Brief: The material below should be written out in full and exactly; pictures stay out of the copy.

^^^^^^^^

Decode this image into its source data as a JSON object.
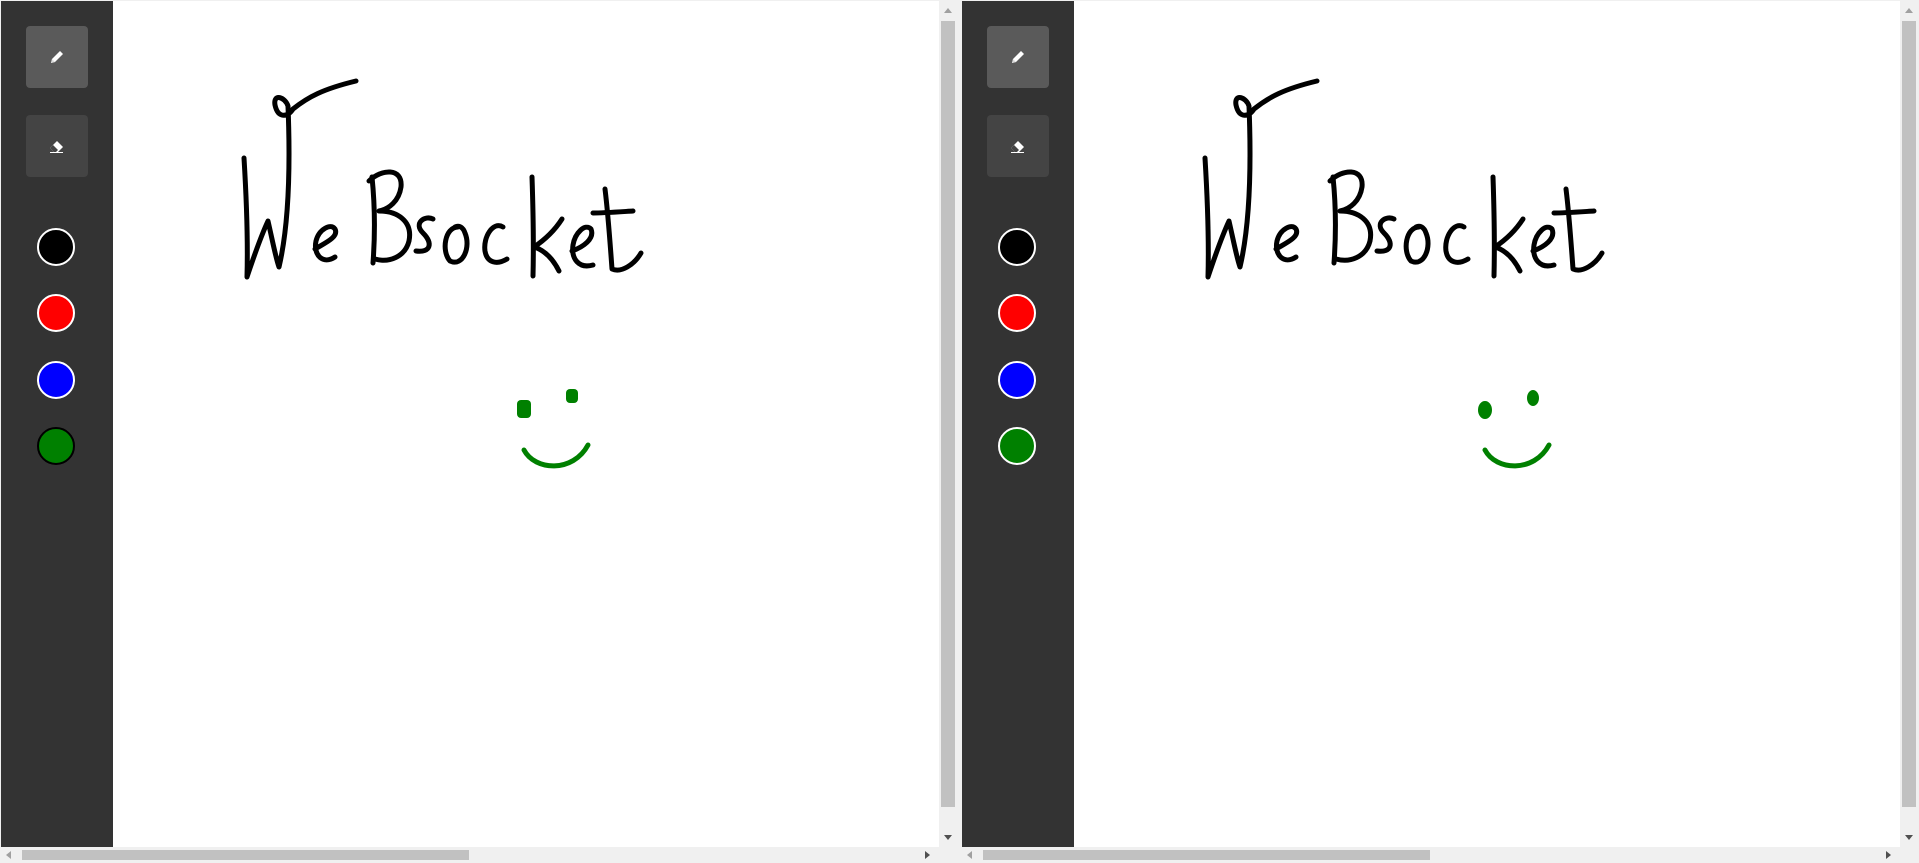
{
  "windows": [
    {
      "id": "left",
      "tools": [
        {
          "name": "pencil-icon",
          "active": true
        },
        {
          "name": "eraser-icon",
          "active": false
        }
      ],
      "palette": [
        "#000000",
        "#ff0000",
        "#0000ff",
        "#008000"
      ],
      "selected_color": "#008000"
    },
    {
      "id": "right",
      "tools": [
        {
          "name": "pencil-icon",
          "active": true
        },
        {
          "name": "eraser-icon",
          "active": false
        }
      ],
      "palette": [
        "#000000",
        "#ff0000",
        "#0000ff",
        "#008000"
      ],
      "selected_color": "#000000"
    }
  ],
  "drawing": {
    "handwriting_text": "WeBsocket",
    "handwriting_color": "#000000",
    "smiley_color": "#008000"
  }
}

^^^^^^^^

Full answer:
Decode this image into its source data as a JSON object.
{
  "windows": [
    {
      "id": "left",
      "tools": [
        {
          "name": "pencil-icon",
          "active": true
        },
        {
          "name": "eraser-icon",
          "active": false
        }
      ],
      "palette": [
        "#000000",
        "#ff0000",
        "#0000ff",
        "#008000"
      ],
      "selected_color": "#008000"
    },
    {
      "id": "right",
      "tools": [
        {
          "name": "pencil-icon",
          "active": true
        },
        {
          "name": "eraser-icon",
          "active": false
        }
      ],
      "palette": [
        "#000000",
        "#ff0000",
        "#0000ff",
        "#008000"
      ],
      "selected_color": "#000000"
    }
  ],
  "drawing": {
    "handwriting_text": "WeBsocket",
    "handwriting_color": "#000000",
    "smiley_color": "#008000"
  }
}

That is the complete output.